- **TASK DETAILS**
Render each line of the material below as a JSON list of strings, one string per line, with blank lines omitted.

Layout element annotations
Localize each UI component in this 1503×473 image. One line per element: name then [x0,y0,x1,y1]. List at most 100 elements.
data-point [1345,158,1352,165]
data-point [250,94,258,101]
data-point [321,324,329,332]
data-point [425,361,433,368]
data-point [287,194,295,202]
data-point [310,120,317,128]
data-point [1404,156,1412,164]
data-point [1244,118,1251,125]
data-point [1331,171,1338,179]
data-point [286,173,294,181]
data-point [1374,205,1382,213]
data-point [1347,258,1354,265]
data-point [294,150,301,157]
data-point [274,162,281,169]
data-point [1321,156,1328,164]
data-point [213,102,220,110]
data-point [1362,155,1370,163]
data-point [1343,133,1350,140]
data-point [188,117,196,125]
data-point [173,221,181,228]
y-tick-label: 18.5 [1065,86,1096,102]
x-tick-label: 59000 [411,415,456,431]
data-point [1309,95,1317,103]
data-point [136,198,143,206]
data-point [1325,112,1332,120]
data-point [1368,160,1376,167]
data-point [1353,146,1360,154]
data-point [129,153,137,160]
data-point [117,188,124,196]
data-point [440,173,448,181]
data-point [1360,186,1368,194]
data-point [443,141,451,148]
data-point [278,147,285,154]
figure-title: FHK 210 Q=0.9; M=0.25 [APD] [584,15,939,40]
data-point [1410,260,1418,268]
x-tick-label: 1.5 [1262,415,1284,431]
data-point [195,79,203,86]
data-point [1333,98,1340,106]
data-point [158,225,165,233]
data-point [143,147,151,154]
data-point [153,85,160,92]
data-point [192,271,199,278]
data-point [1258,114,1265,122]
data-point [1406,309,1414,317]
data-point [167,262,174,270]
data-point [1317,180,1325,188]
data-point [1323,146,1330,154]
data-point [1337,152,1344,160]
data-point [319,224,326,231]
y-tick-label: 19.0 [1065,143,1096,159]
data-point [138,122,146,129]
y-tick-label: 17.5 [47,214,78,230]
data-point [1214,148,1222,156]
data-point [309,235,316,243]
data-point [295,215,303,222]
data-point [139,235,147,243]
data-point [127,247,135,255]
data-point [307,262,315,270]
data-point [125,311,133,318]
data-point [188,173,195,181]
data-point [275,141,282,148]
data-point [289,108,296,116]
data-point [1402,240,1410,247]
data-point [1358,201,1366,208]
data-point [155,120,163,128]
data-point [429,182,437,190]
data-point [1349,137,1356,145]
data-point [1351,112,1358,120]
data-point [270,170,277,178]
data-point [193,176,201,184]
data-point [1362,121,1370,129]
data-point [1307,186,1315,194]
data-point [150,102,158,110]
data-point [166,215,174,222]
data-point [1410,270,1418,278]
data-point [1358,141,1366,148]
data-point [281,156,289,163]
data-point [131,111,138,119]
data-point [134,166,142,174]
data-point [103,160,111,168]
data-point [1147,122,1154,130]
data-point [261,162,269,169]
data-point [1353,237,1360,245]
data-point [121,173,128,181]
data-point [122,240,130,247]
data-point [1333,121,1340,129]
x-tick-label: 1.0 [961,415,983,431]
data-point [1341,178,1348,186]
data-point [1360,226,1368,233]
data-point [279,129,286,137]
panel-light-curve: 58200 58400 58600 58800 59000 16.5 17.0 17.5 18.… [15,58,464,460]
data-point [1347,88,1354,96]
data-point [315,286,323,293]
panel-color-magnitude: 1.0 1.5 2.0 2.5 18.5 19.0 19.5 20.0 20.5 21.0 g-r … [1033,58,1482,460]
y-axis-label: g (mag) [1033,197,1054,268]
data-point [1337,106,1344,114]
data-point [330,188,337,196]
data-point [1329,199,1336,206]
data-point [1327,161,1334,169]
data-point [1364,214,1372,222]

- **REPLY**
[
  "Localize each UI component in this 1503×473 image. One line per element: name then [x0,y0,x1,y1]. List at most 100 elements.",
  "data-point [1345,158,1352,165]",
  "data-point [250,94,258,101]",
  "data-point [321,324,329,332]",
  "data-point [425,361,433,368]",
  "data-point [287,194,295,202]",
  "data-point [310,120,317,128]",
  "data-point [1404,156,1412,164]",
  "data-point [1244,118,1251,125]",
  "data-point [1331,171,1338,179]",
  "data-point [286,173,294,181]",
  "data-point [1374,205,1382,213]",
  "data-point [1347,258,1354,265]",
  "data-point [294,150,301,157]",
  "data-point [274,162,281,169]",
  "data-point [1321,156,1328,164]",
  "data-point [213,102,220,110]",
  "data-point [1362,155,1370,163]",
  "data-point [1343,133,1350,140]",
  "data-point [188,117,196,125]",
  "data-point [173,221,181,228]",
  "y-tick-label: 18.5 [1065,86,1096,102]",
  "x-tick-label: 59000 [411,415,456,431]",
  "data-point [1309,95,1317,103]",
  "data-point [136,198,143,206]",
  "data-point [1325,112,1332,120]",
  "data-point [1368,160,1376,167]",
  "data-point [1353,146,1360,154]",
  "data-point [129,153,137,160]",
  "data-point [117,188,124,196]",
  "data-point [440,173,448,181]",
  "data-point [1360,186,1368,194]",
  "data-point [443,141,451,148]",
  "data-point [278,147,285,154]",
  "figure-title: FHK 210 Q=0.9; M=0.25 [APD] [584,15,939,40]",
  "data-point [1410,260,1418,268]",
  "x-tick-label: 1.5 [1262,415,1284,431]",
  "data-point [195,79,203,86]",
  "data-point [1333,98,1340,106]",
  "data-point [158,225,165,233]",
  "data-point [143,147,151,154]",
  "data-point [153,85,160,92]",
  "data-point [192,271,199,278]",
  "data-point [1258,114,1265,122]",
  "data-point [1406,309,1414,317]",
  "data-point [167,262,174,270]",
  "data-point [1317,180,1325,188]",
  "data-point [1323,146,1330,154]",
  "data-point [1337,152,1344,160]",
  "data-point [319,224,326,231]",
  "y-tick-label: 19.0 [1065,143,1096,159]",
  "data-point [138,122,146,129]",
  "y-tick-label: 17.5 [47,214,78,230]",
  "data-point [1214,148,1222,156]",
  "data-point [309,235,316,243]",
  "data-point [295,215,303,222]",
  "data-point [139,235,147,243]",
  "data-point [127,247,135,255]",
  "data-point [307,262,315,270]",
  "data-point [125,311,133,318]",
  "data-point [188,173,195,181]",
  "data-point [275,141,282,148]",
  "data-point [289,108,296,116]",
  "data-point [1402,240,1410,247]",
  "data-point [1358,201,1366,208]",
  "data-point [155,120,163,128]",
  "data-point [429,182,437,190]",
  "data-point [1349,137,1356,145]",
  "data-point [1351,112,1358,120]",
  "data-point [270,170,277,178]",
  "data-point [193,176,201,184]",
  "data-point [1362,121,1370,129]",
  "data-point [1307,186,1315,194]",
  "data-point [150,102,158,110]",
  "data-point [166,215,174,222]",
  "data-point [1410,270,1418,278]",
  "data-point [1358,141,1366,148]",
  "data-point [281,156,289,163]",
  "data-point [131,111,138,119]",
  "data-point [134,166,142,174]",
  "data-point [103,160,111,168]",
  "data-point [1147,122,1154,130]",
  "data-point [261,162,269,169]",
  "data-point [1353,237,1360,245]",
  "data-point [121,173,128,181]",
  "data-point [122,240,130,247]",
  "data-point [1333,121,1340,129]",
  "x-tick-label: 1.0 [961,415,983,431]",
  "data-point [1341,178,1348,186]",
  "data-point [1360,226,1368,233]",
  "data-point [279,129,286,137]",
  "panel-light-curve: 58200 58400 58600 58800 59000 16.5 17.0 17.5 18.… [15,58,464,460]",
  "data-point [1347,88,1354,96]",
  "data-point [315,286,323,293]",
  "panel-color-magnitude: 1.0 1.5 2.0 2.5 18.5 19.0 19.5 20.0 20.5 21.0 g-r … [1033,58,1482,460]",
  "y-axis-label: g (mag) [1033,197,1054,268]",
  "data-point [1337,106,1344,114]",
  "data-point [330,188,337,196]",
  "data-point [1329,199,1336,206]",
  "data-point [1327,161,1334,169]",
  "data-point [1364,214,1372,222]"
]